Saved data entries
☆ ☆ ☆
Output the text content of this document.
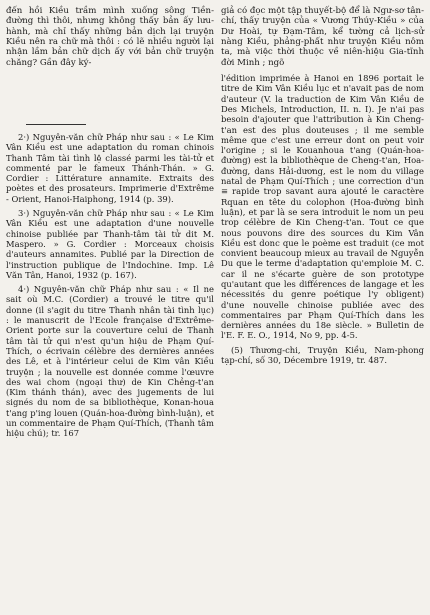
đến hồi Kiều trầm mình xuống sông Tiền-đường thì thôi, nhưng không thấy bản ấy lưu-hành, mà chỉ thấy những bản dịch lại truyện Kiều nên ra chữ mà thôi : có lẽ nhiều người lại nhận lầm bản chữ dịch ấy với bản chữ truyện chăng? Gần đây ký-

2·) Nguyên-văn chữ Pháp như sau : « Le Kim Vân Kiều est une adaptation du roman chinois Thanh Tâm tài tình lệ classé parmi les tài-tử et commenté par le fameux Thánh-Thán. » G. Cordier : Littérature annamite. Extraits des poètes et des prosateurs. Imprimerie d'Extrême - Orient, Hanoi-Haiphong, 1914 (p. 39).

3·) Nguyên-văn chữ Pháp như sau : « Le Kim Vân Kiều est une adaptation d'une nouvelle chinoise publiée par Thanh-tâm tài tử dit M. Maspero. » G. Cordier : Morceaux choisis d'auteurs annamites. Publié par la Direction de l'instruction publique de l'Indochine. Imp. Lê Văn Tân, Hanoi, 1932 (p. 167).

4·) Nguyên-văn chữ Pháp như sau : « Il ne sait où M.C. (Cordier) a trouvé le titre qu'il donne (il s'agit du titre Thanh nhân tài tình lục) : le manuscrit de l'Ecole française d'Extrême-Orient porte sur la couverture celui de Thanh tâm tài tử qui n'est qu'un hiệu de Phạm Quí-Thích, o écrivain célèbre des dernières années des Lê, et à l'intérieur celui de Kim vân Kiều truyện ; la nouvelle est donnée comme l'œuvre des wai chom (ngoại thư) de Kin Chẻng-t'an (Kim thánh thán), avec des jugements de lui signés du nom de sa bibliothèque, Konan-houa t'ang p'ing louen (Quán-hoa-đường bình-luận), et un commentaire de Phạm Quí-Thích, (Thanh tâm hiệu chú); tr. 167

giả có đọc một tập thuyết-bộ để là Ngư-sơ tân-chí, thấy truyện của « Vương Thúy-Kiều » của Dư Hoài, tự Đạm-Tâm, kể tường cả lịch-sử nàng Kiều, phảng-phất như truyện Kiều nôm ta, mà việc thời thuộc về niên-hiệu Gia-tĩnh đời Minh ; ngõ

l'édition imprimée à Hanoi en 1896 portait le titre de Kim Vân Kiều lục et n'avait pas de nom d'auteur (V. la traduction de Kim Vân Kiều de Des Michels, Introduction, II. n. I). Je n'ai pas besoin d'ajouter que l'attribution à Kin Cheng-t'an est des plus douteuses ; il me semble même que c'est une erreur dont on peut voir l'origine ; si le Kouanhoua t'ang (Quán-hoa-đường) est la bibliothèque de Cheng-t'an, Hoa-đường, dans Hải-dương, est le nom du village natal de Phạm Quí-Thích ; une correction d'un ≡ rapide trop savant aura ajouté le caractère Rquan en tête du colophon (Hoa-đường bình luận), et par là se sera introduit le nom un peu trop célèbre de Kin Cheng-t'an. Tout ce que nous pouvons dire des sources du Kim Vân Kiều est donc que le poème est traduit (ce mot convient beaucoup mieux au travail de Nguyễn Du que le terme d'adaptation qu'emploie M. C. car il ne s'écarte guère de son prototype qu'autant que les différences de langage et les nécessités du genre poétique l'y obligent) d'une nouvelle chinoise publiée avec des commentaires par Phạm Quí-Thích dans les dernières années du 18e siècle. » Bulletin de l'E. F. E. O., 1914, No 9, pp. 4-5.

(5) Thương-chi, Truyện Kiều, Nam-phong tạp-chí, số 30, Décembre 1919, tr. 487.
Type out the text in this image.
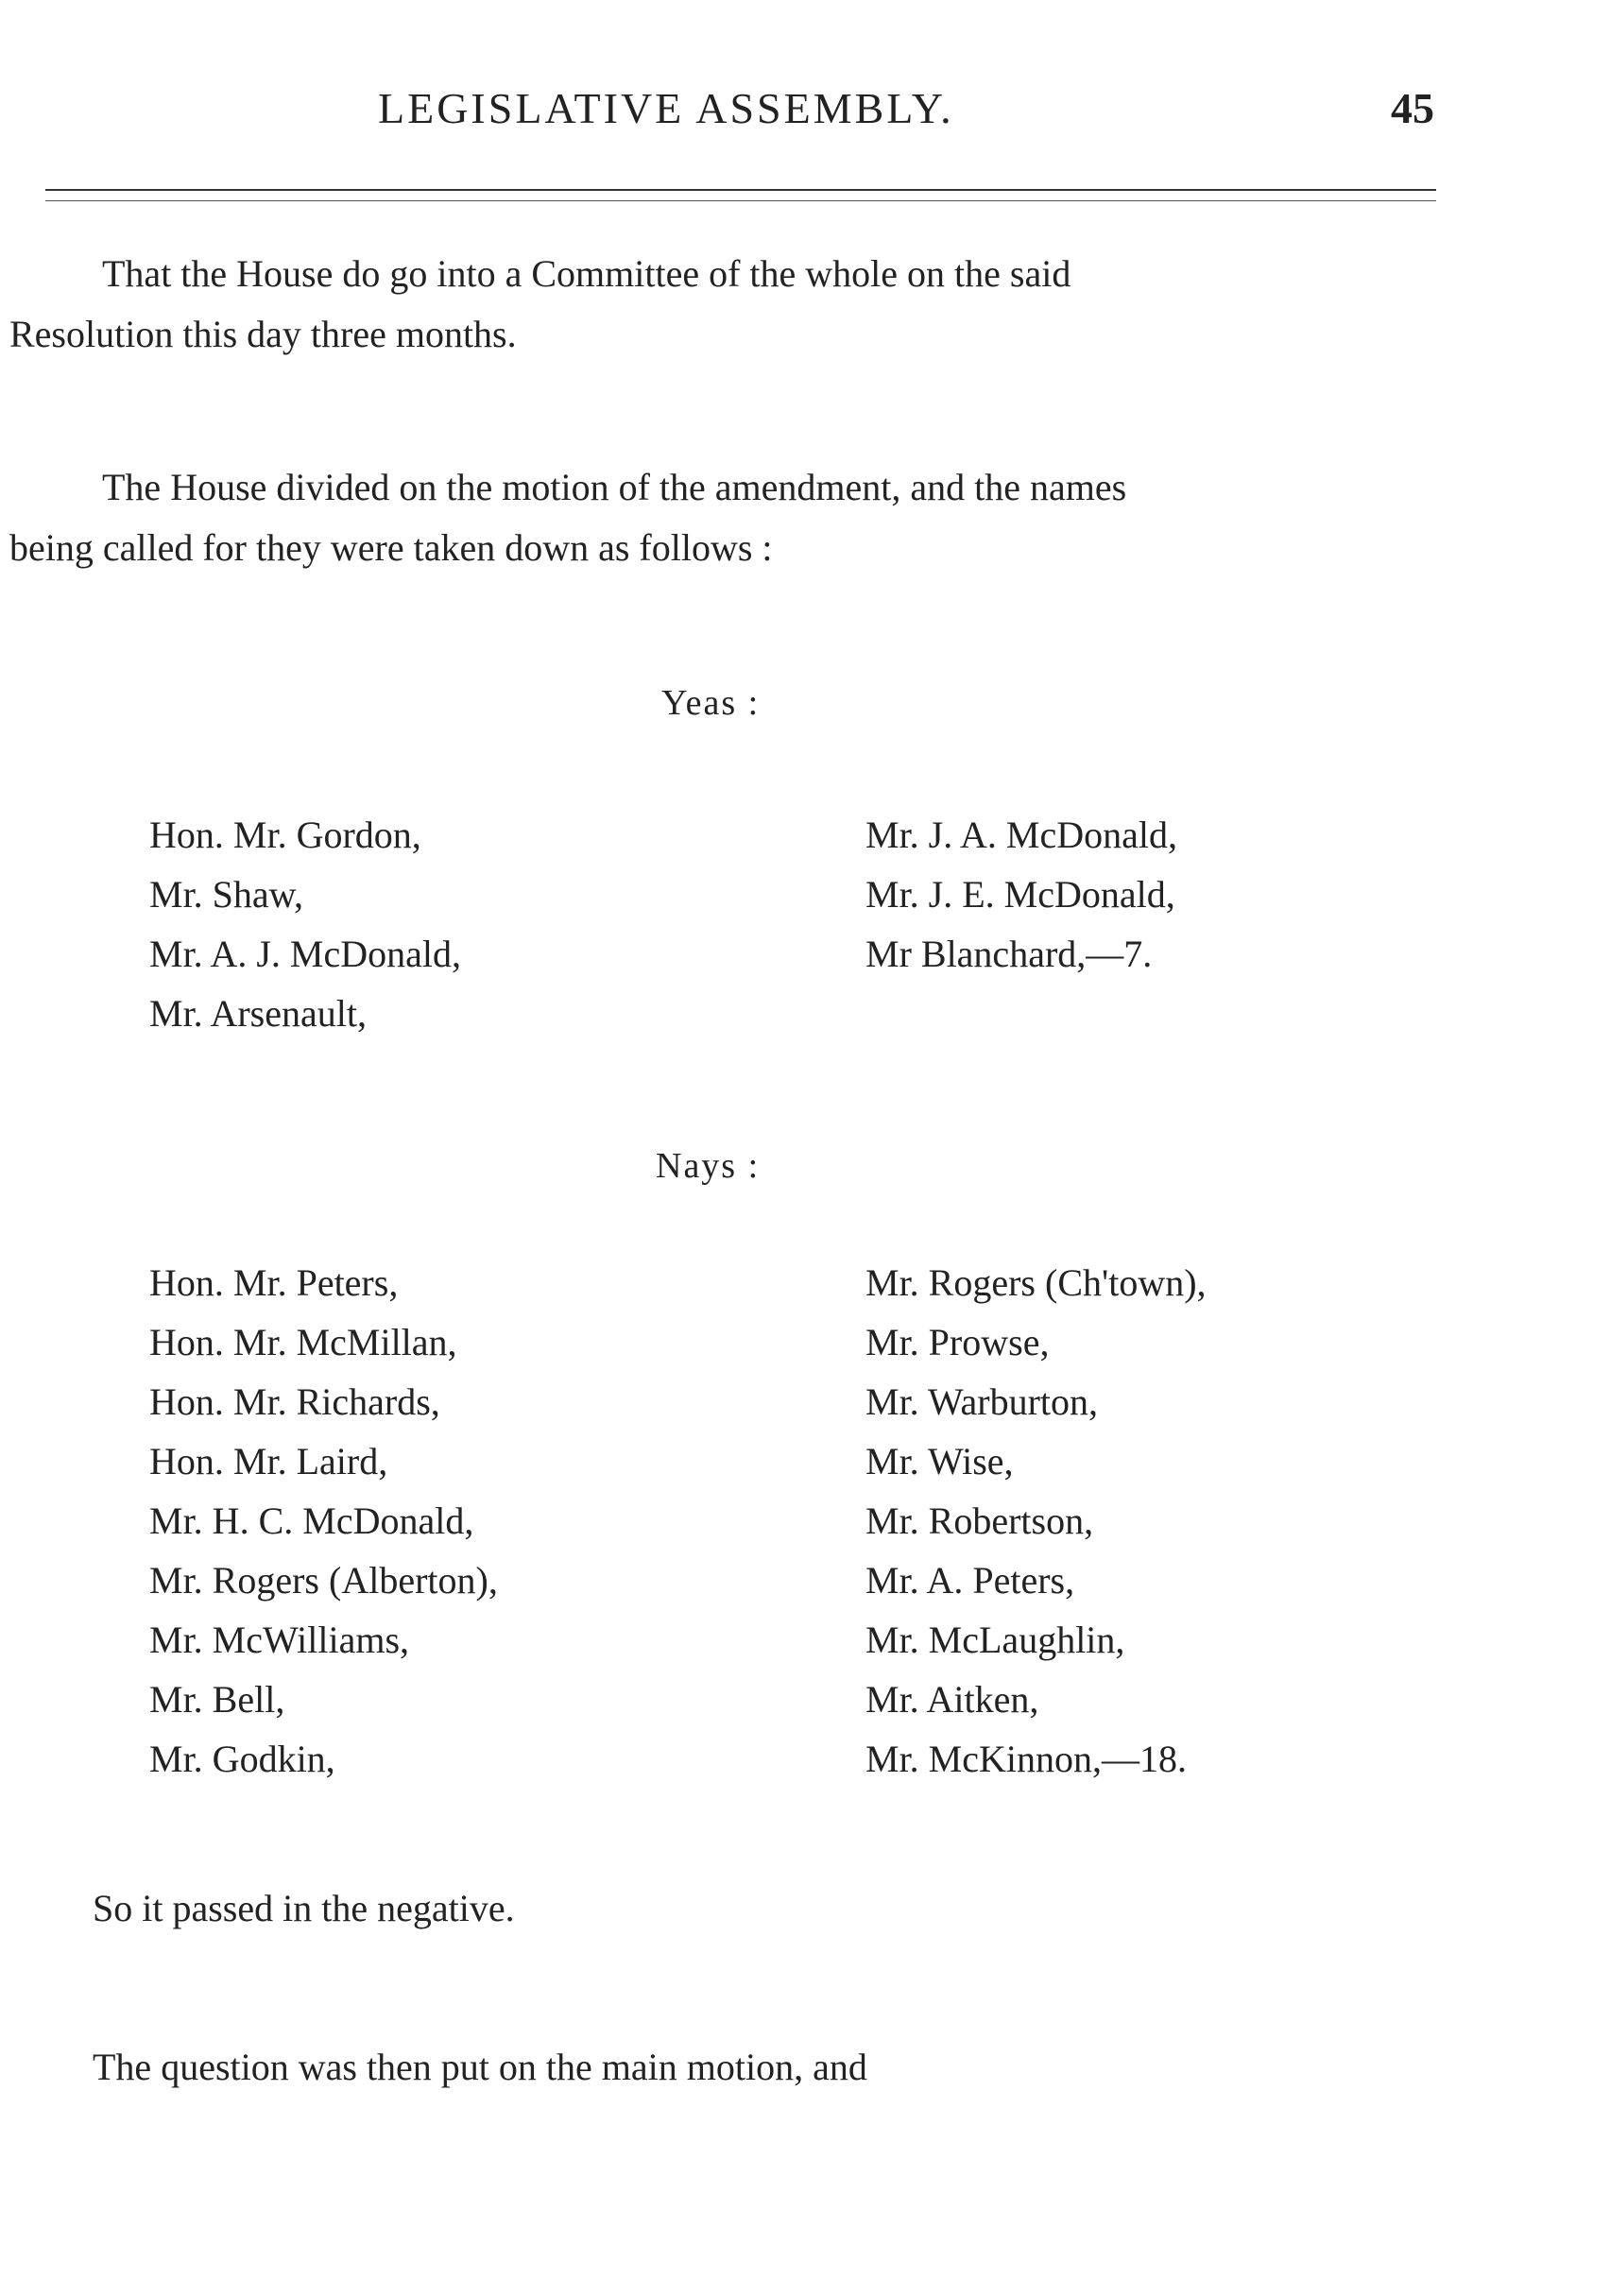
LEGISLATIVE ASSEMBLY.	45
That the House do go into a Committee of the whole on the said
Resolution this day three months.
The House divided on the motion of the amendment, and the names
being called for they were taken down as follows :
Yeas :
Hon. Mr. Gordon,
Mr. Shaw,
Mr. A. J. McDonald,
Mr. Arsenault,
Mr. J. A. McDonald,
Mr. J. E. McDonald,
Mr Blanchard,—7.
Nays :
Hon. Mr. Peters,
Hon. Mr. McMillan,
Hon. Mr. Richards,
Hon. Mr. Laird,
Mr. H. C. McDonald,
Mr. Rogers (Alberton),
Mr. McWilliams,
Mr. Bell,
Mr. Godkin,
Mr. Rogers (Ch'town),
Mr. Prowse,
Mr. Warburton,
Mr. Wise,
Mr. Robertson,
Mr. A. Peters,
Mr. McLaughlin,
Mr. Aitken,
Mr. McKinnon,—18.
So it passed in the negative.
The question was then put on the main motion, and
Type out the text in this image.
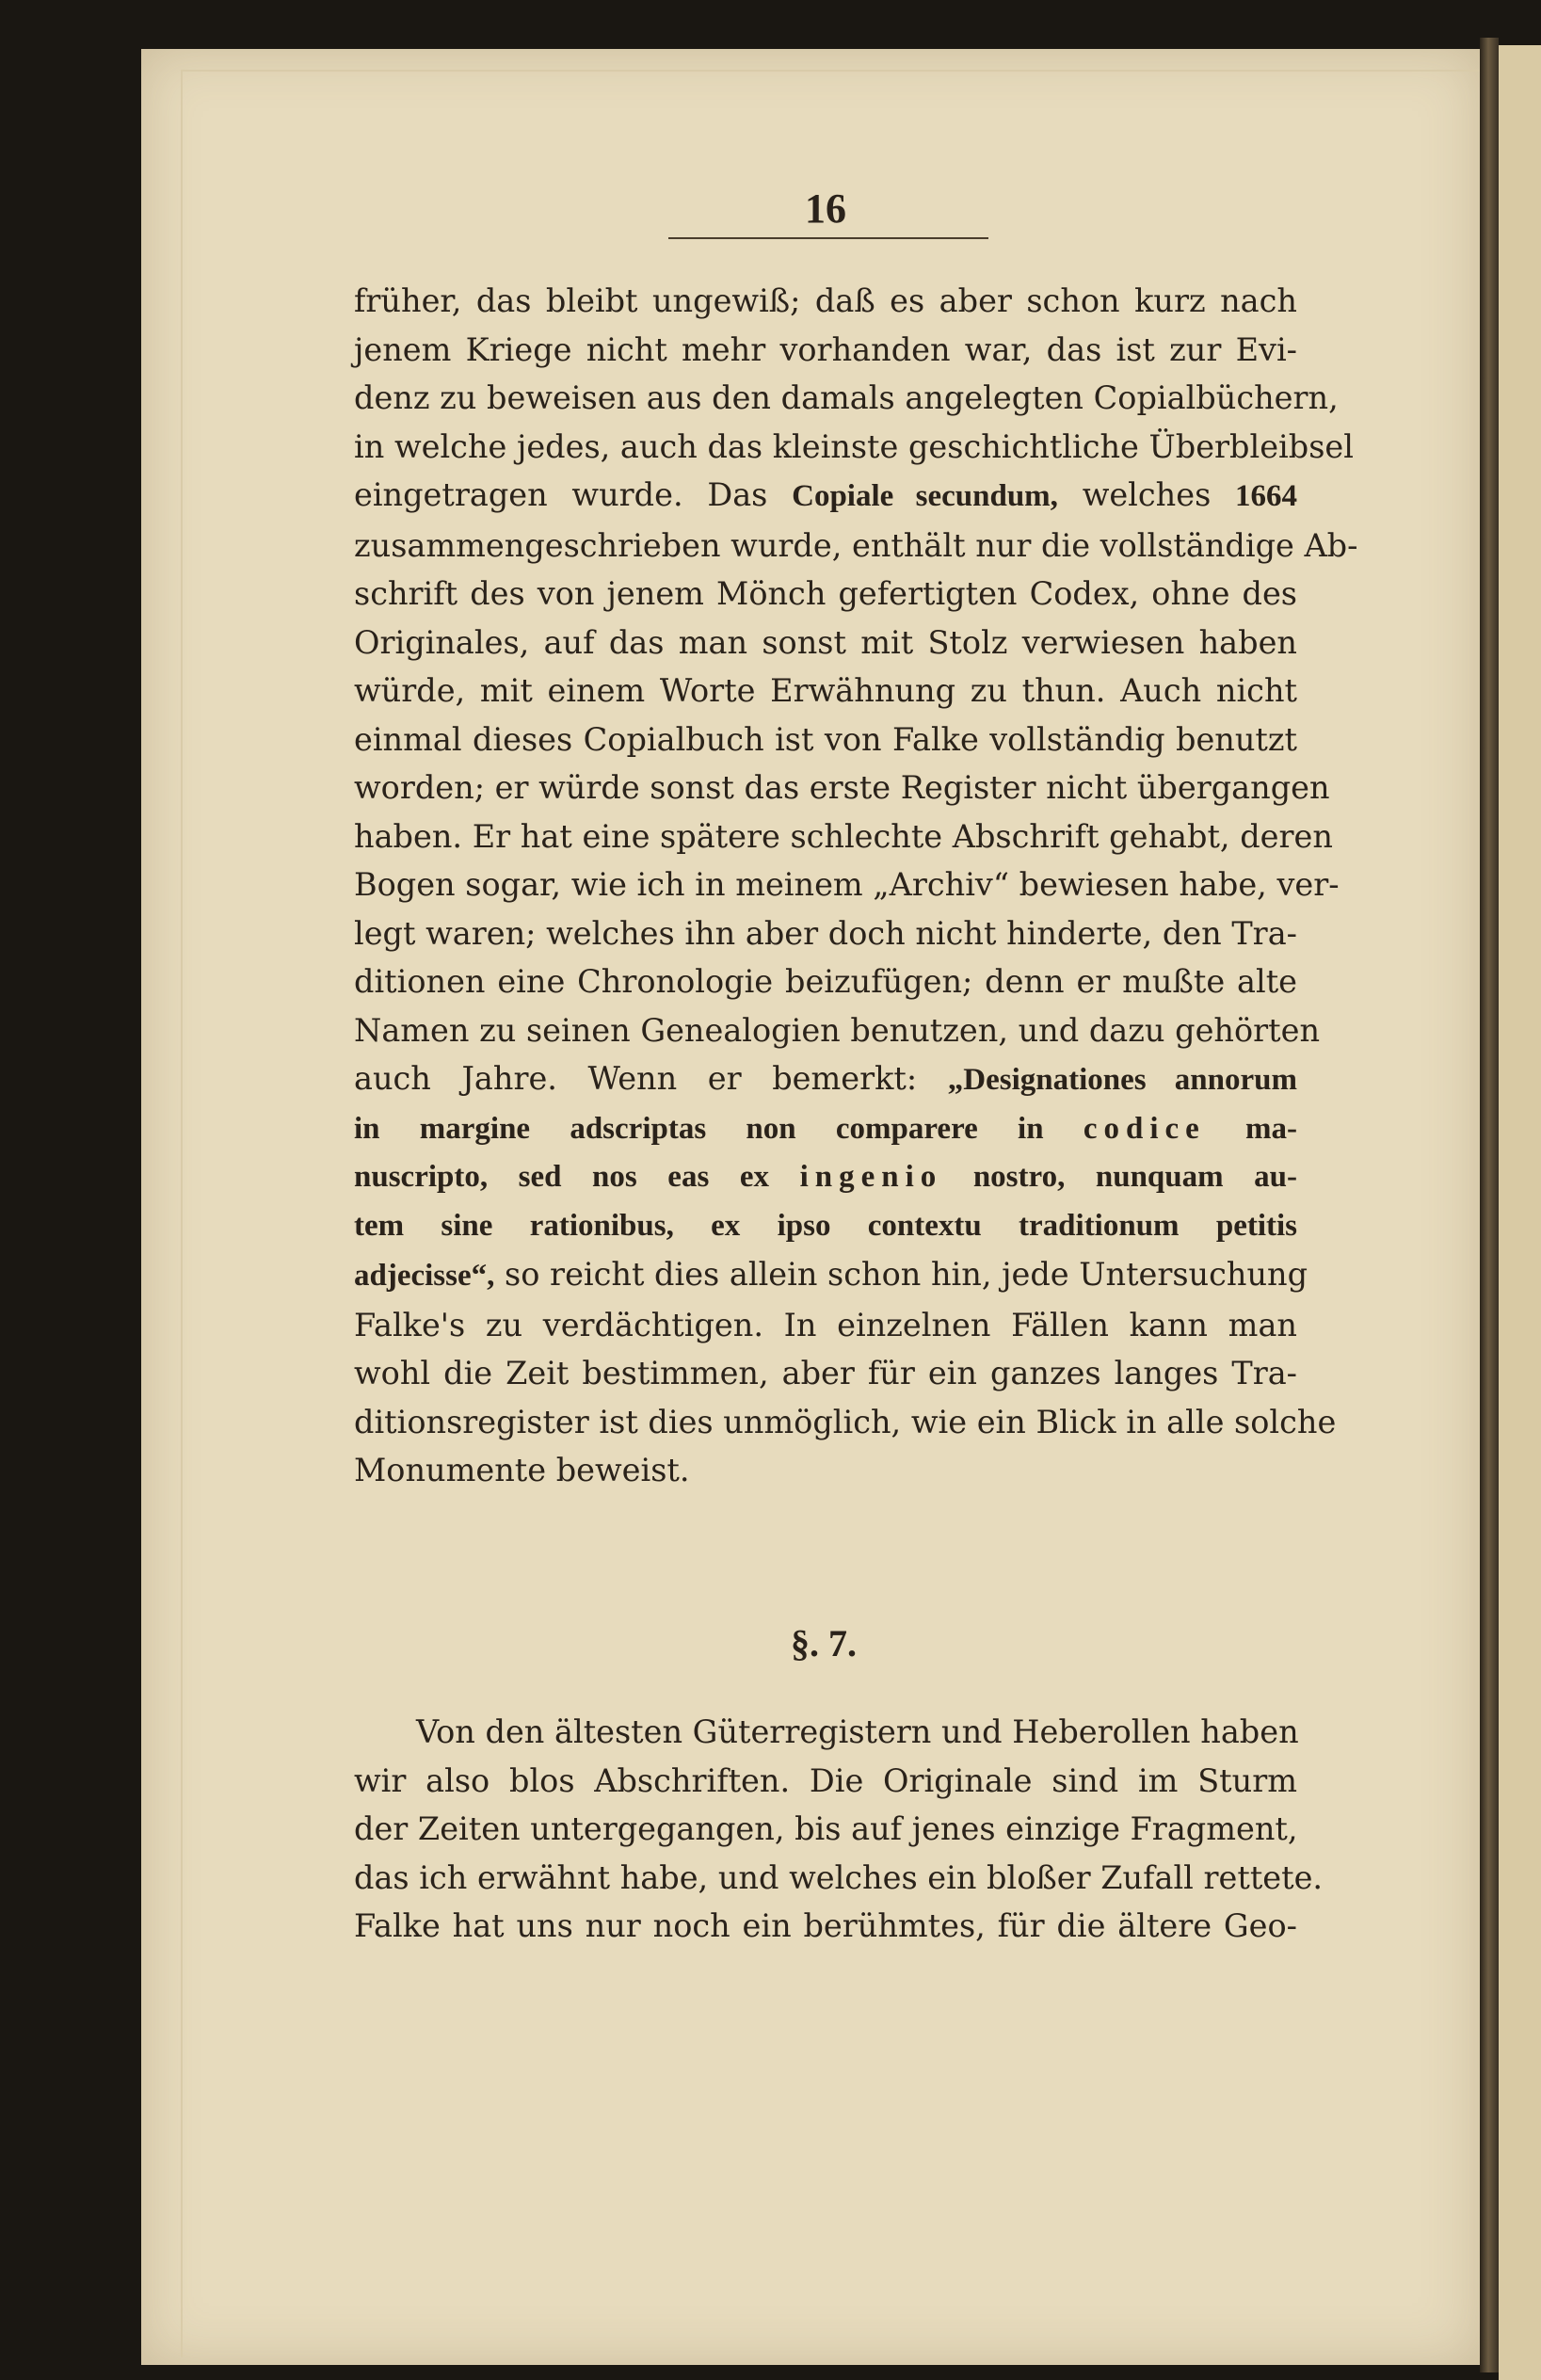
16
früher, das bleibt ungewiß; daß es aber schon kurz nach
jenem Kriege nicht mehr vorhanden war, das ist zur Evi-
denz zu beweisen aus den damals angelegten Copialbüchern,
in welche jedes, auch das kleinste geschichtliche Überbleibsel
eingetragen wurde. Das Copiale secundum, welches 1664
zusammengeschrieben wurde, enthält nur die vollständige Ab-
schrift des von jenem Mönch gefertigten Codex, ohne des
Originales, auf das man sonst mit Stolz verwiesen haben
würde, mit einem Worte Erwähnung zu thun. Auch nicht
einmal dieses Copialbuch ist von Falke vollständig benutzt
worden; er würde sonst das erste Register nicht übergangen
haben. Er hat eine spätere schlechte Abschrift gehabt, deren
Bogen sogar, wie ich in meinem „Archiv“ bewiesen habe, ver-
legt waren; welches ihn aber doch nicht hinderte, den Tra-
ditionen eine Chronologie beizufügen; denn er mußte alte
Namen zu seinen Genealogien benutzen, und dazu gehörten
auch Jahre. Wenn er bemerkt: „Designationes annorum
in margine adscriptas non comparere in codice ma-
nuscripto, sed nos eas ex ingenio nostro, nunquam au-
tem sine rationibus, ex ipso contextu traditionum petitis
adjecisse“, so reicht dies allein schon hin, jede Untersuchung
Falke's zu verdächtigen. In einzelnen Fällen kann man
wohl die Zeit bestimmen, aber für ein ganzes langes Tra-
ditionsregister ist dies unmöglich, wie ein Blick in alle solche
Monumente beweist.
§. 7.
Von den ältesten Güterregistern und Heberollen haben
wir also blos Abschriften. Die Originale sind im Sturm
der Zeiten untergegangen, bis auf jenes einzige Fragment,
das ich erwähnt habe, und welches ein bloßer Zufall rettete.
Falke hat uns nur noch ein berühmtes, für die ältere Geo-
☆ ☆ ☆
◆ EXERCISE DETAILS: Gather each line in these records that contains the string "motion".

◆ SOLUTION FOR THIS PROBLEM:
The House divided on the motion of the amendment, and the names
The question was then put on the main motion, and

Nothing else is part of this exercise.